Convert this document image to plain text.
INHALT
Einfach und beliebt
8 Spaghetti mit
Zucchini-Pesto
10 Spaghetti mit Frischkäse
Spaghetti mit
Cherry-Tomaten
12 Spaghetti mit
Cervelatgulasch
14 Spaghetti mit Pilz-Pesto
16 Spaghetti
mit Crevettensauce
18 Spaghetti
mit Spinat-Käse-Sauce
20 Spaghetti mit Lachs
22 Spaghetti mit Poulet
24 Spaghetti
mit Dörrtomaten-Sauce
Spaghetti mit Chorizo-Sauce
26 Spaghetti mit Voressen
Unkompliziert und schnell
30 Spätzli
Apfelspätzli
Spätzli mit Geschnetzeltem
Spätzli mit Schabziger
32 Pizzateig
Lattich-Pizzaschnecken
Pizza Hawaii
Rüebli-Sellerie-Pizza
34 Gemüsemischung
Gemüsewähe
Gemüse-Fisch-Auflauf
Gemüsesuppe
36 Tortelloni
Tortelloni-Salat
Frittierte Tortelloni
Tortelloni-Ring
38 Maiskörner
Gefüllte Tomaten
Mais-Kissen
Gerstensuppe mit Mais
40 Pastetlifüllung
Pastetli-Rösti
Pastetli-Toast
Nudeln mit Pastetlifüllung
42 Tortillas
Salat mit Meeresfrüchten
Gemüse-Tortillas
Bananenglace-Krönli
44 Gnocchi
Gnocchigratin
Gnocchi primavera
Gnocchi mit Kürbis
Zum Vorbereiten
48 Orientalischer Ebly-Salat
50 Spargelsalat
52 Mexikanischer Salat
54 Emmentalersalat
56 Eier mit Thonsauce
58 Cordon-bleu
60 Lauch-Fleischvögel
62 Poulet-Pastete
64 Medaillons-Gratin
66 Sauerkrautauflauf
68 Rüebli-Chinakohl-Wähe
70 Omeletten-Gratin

+++

» EXERCISE DIRECTIONS
Print every record above exactly as written.

» WRITTEN SOLUTION
Convert this document image to plain text.
INHALT
Einfach und beliebt
8 Spaghetti mit
Zucchini-Pesto
10 Spaghetti mit Frischkäse
Spaghetti mit
Cherry-Tomaten
12 Spaghetti mit
Cervelatgulasch
14 Spaghetti mit Pilz-Pesto
16 Spaghetti
mit Crevettensauce
18 Spaghetti
mit Spinat-Käse-Sauce
20 Spaghetti mit Lachs
22 Spaghetti mit Poulet
24 Spaghetti
mit Dörrtomaten-Sauce
Spaghetti mit Chorizo-Sauce
26 Spaghetti mit Voressen
Unkompliziert und schnell
30 Spätzli
Apfelspätzli
Spätzli mit Geschnetzeltem
Spätzli mit Schabziger
32 Pizzateig
Lattich-Pizzaschnecken
Pizza Hawaii
Rüebli-Sellerie-Pizza
34 Gemüsemischung
Gemüsewähe
Gemüse-Fisch-Auflauf
Gemüsesuppe
36 Tortelloni
Tortelloni-Salat
Frittierte Tortelloni
Tortelloni-Ring
38 Maiskörner
Gefüllte Tomaten
Mais-Kissen
Gerstensuppe mit Mais
40 Pastetlifüllung
Pastetli-Rösti
Pastetli-Toast
Nudeln mit Pastetlifüllung
42 Tortillas
Salat mit Meeresfrüchten
Gemüse-Tortillas
Bananenglace-Krönli
44 Gnocchi
Gnocchigratin
Gnocchi primavera
Gnocchi mit Kürbis
Zum Vorbereiten
48 Orientalischer Ebly-Salat
50 Spargelsalat
52 Mexikanischer Salat
54 Emmentalersalat
56 Eier mit Thonsauce
58 Cordon-bleu
60 Lauch-Fleischvögel
62 Poulet-Pastete
64 Medaillons-Gratin
66 Sauerkrautauflauf
68 Rüebli-Chinakohl-Wähe
70 Omeletten-Gratin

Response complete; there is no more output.